** Start Given information **
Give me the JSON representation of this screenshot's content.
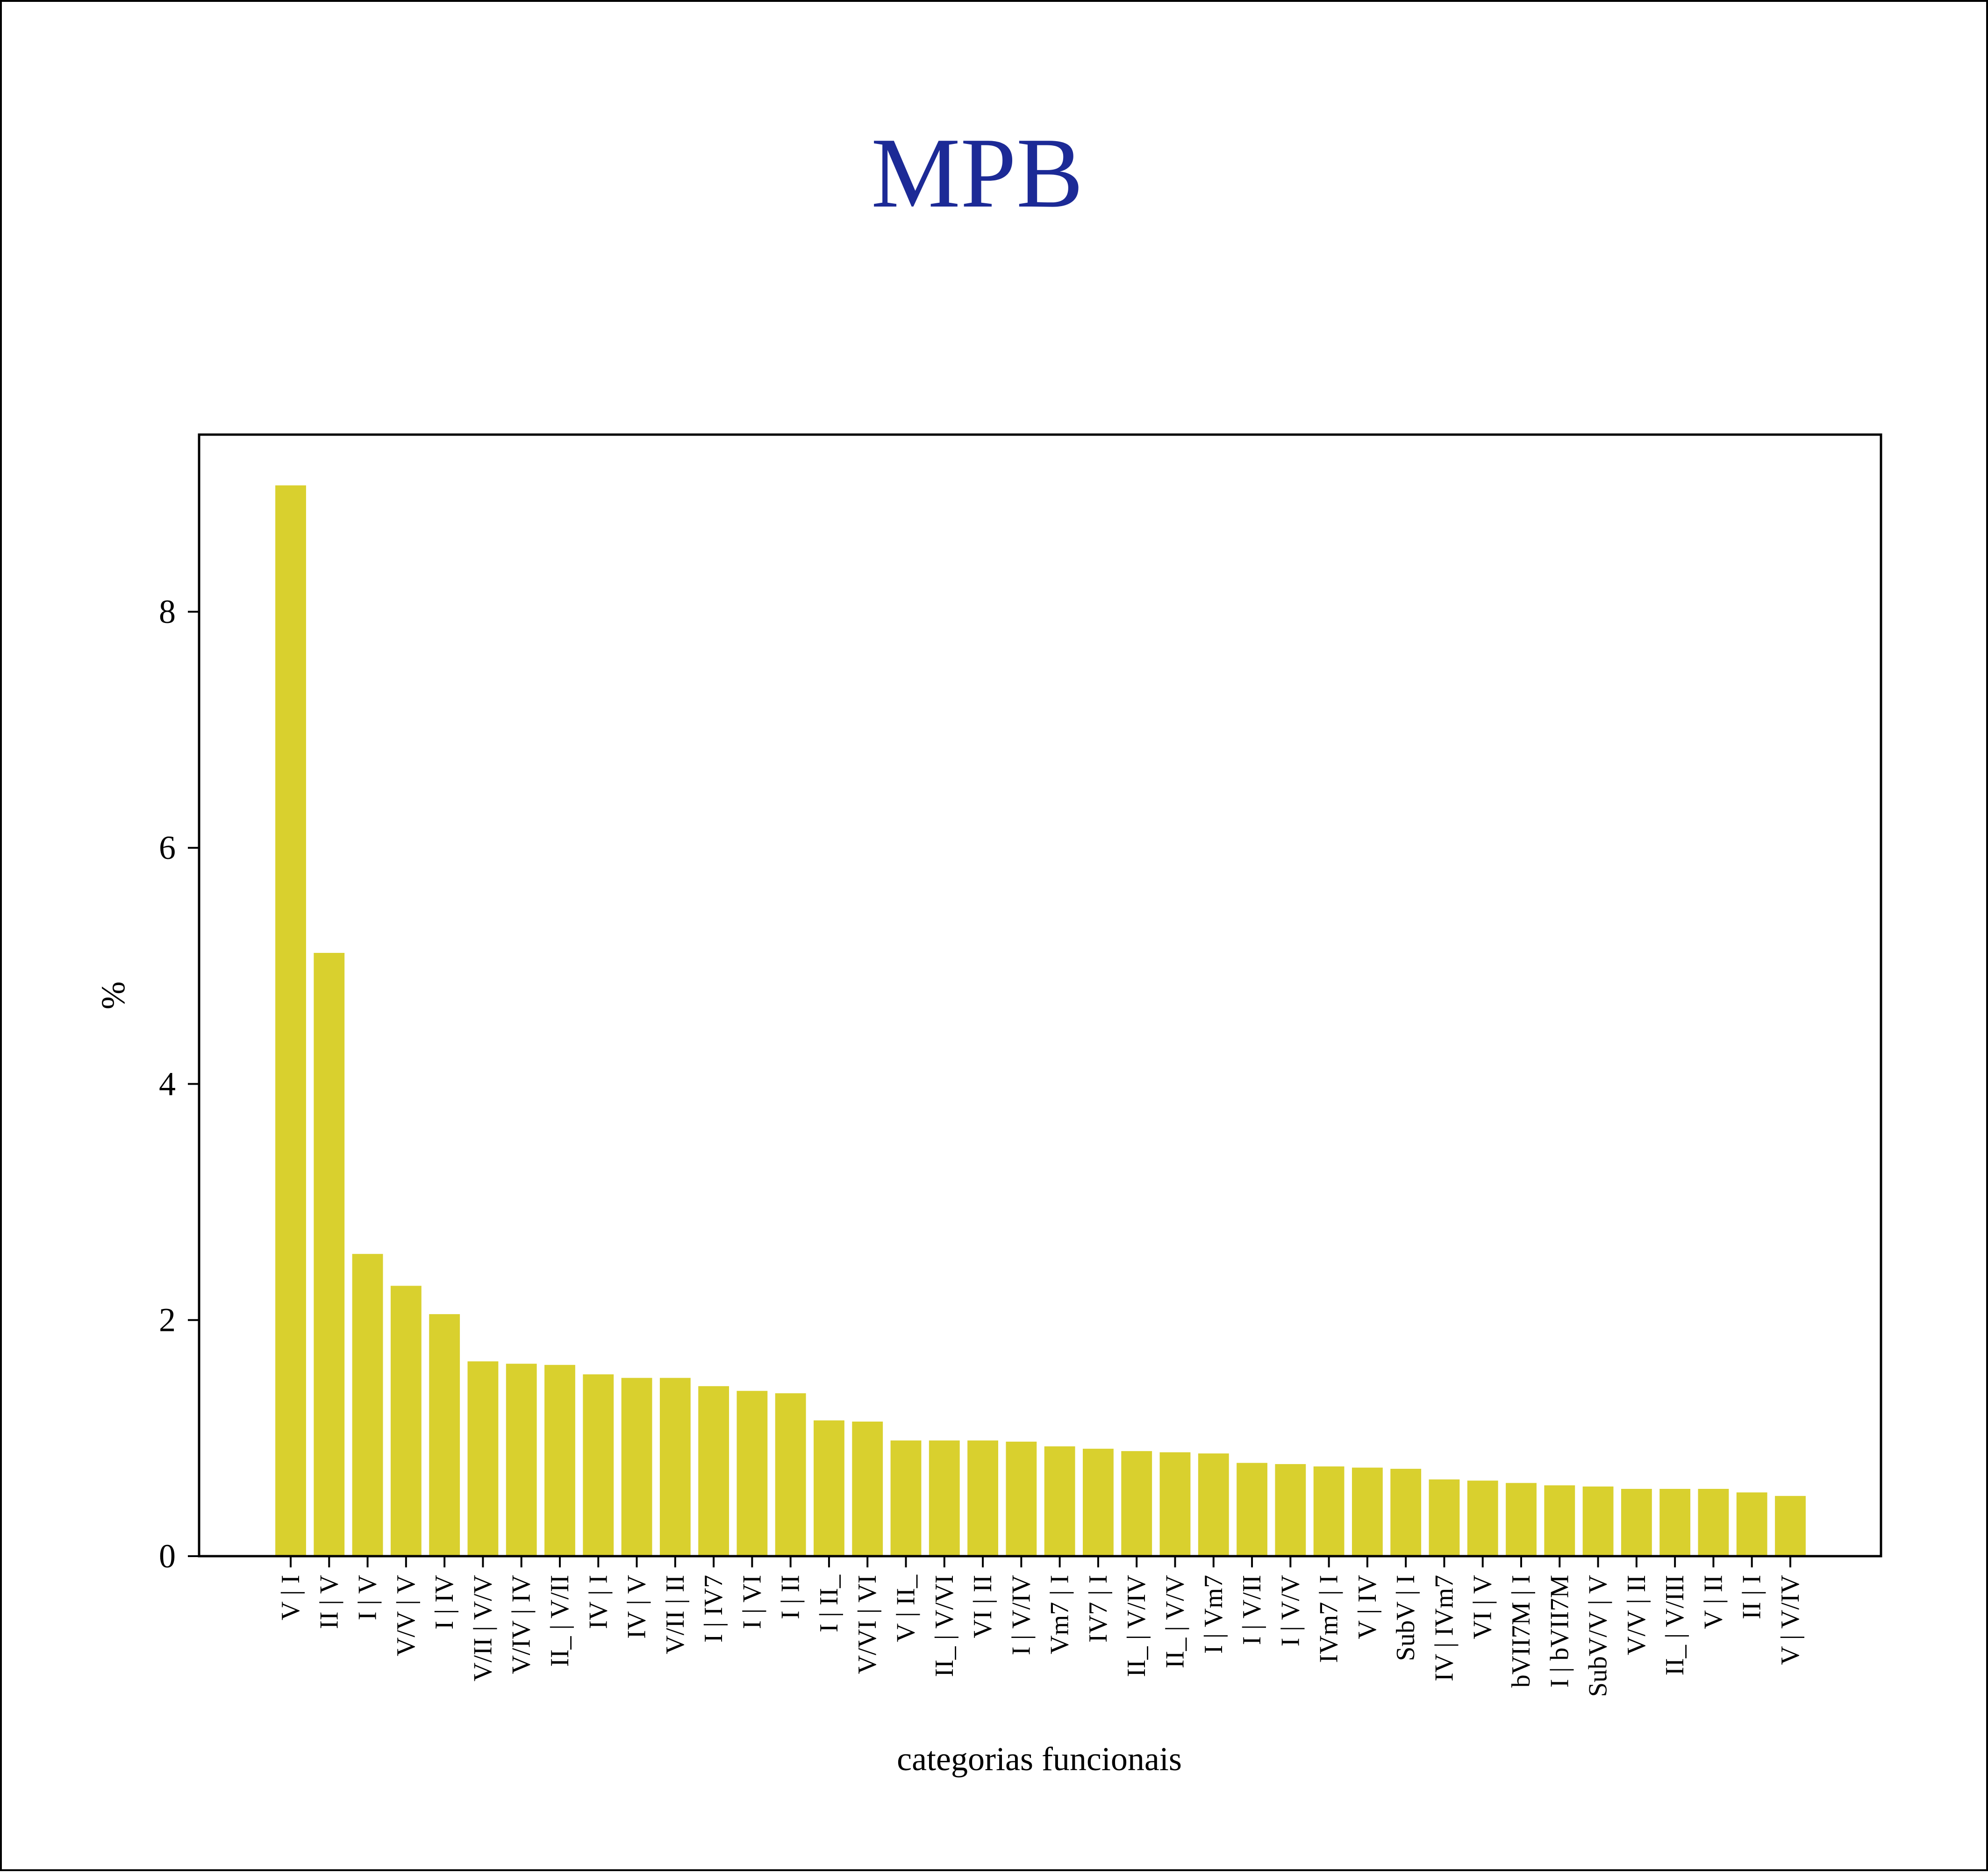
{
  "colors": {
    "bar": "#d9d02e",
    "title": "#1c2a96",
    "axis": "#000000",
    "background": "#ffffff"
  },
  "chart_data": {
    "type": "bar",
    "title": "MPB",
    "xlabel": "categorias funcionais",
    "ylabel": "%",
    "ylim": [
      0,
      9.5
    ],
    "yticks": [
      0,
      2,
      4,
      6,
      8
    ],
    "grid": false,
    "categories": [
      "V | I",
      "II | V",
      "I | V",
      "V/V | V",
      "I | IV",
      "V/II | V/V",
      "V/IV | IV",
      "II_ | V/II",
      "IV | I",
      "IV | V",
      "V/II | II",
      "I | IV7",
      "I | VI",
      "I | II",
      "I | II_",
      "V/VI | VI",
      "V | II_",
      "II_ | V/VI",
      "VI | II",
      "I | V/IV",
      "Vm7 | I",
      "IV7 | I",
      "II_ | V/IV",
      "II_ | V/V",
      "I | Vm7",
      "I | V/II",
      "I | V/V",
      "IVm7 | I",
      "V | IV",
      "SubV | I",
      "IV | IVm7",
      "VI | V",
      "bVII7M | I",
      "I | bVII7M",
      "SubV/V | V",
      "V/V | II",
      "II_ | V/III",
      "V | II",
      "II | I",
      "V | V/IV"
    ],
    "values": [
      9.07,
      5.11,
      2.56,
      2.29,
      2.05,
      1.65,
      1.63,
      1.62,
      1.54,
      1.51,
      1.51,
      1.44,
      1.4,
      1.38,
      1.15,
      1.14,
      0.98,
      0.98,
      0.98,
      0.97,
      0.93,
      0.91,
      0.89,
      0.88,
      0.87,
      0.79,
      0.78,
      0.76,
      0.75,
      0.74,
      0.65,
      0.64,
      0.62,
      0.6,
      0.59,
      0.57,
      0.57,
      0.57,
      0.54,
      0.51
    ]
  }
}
** End Given information **
Goal. Reproduce the material word for word, minus the images.

Task response.
Give me the JSON representation of this screenshot's content.
{
  "colors": {
    "bar": "#d9d02e",
    "title": "#1c2a96",
    "axis": "#000000",
    "background": "#ffffff"
  },
  "chart_data": {
    "type": "bar",
    "title": "MPB",
    "xlabel": "categorias funcionais",
    "ylabel": "%",
    "ylim": [
      0,
      9.5
    ],
    "yticks": [
      0,
      2,
      4,
      6,
      8
    ],
    "grid": false,
    "categories": [
      "V | I",
      "II | V",
      "I | V",
      "V/V | V",
      "I | IV",
      "V/II | V/V",
      "V/IV | IV",
      "II_ | V/II",
      "IV | I",
      "IV | V",
      "V/II | II",
      "I | IV7",
      "I | VI",
      "I | II",
      "I | II_",
      "V/VI | VI",
      "V | II_",
      "II_ | V/VI",
      "VI | II",
      "I | V/IV",
      "Vm7 | I",
      "IV7 | I",
      "II_ | V/IV",
      "II_ | V/V",
      "I | Vm7",
      "I | V/II",
      "I | V/V",
      "IVm7 | I",
      "V | IV",
      "SubV | I",
      "IV | IVm7",
      "VI | V",
      "bVII7M | I",
      "I | bVII7M",
      "SubV/V | V",
      "V/V | II",
      "II_ | V/III",
      "V | II",
      "II | I",
      "V | V/IV"
    ],
    "values": [
      9.07,
      5.11,
      2.56,
      2.29,
      2.05,
      1.65,
      1.63,
      1.62,
      1.54,
      1.51,
      1.51,
      1.44,
      1.4,
      1.38,
      1.15,
      1.14,
      0.98,
      0.98,
      0.98,
      0.97,
      0.93,
      0.91,
      0.89,
      0.88,
      0.87,
      0.79,
      0.78,
      0.76,
      0.75,
      0.74,
      0.65,
      0.64,
      0.62,
      0.6,
      0.59,
      0.57,
      0.57,
      0.57,
      0.54,
      0.51
    ]
  }
}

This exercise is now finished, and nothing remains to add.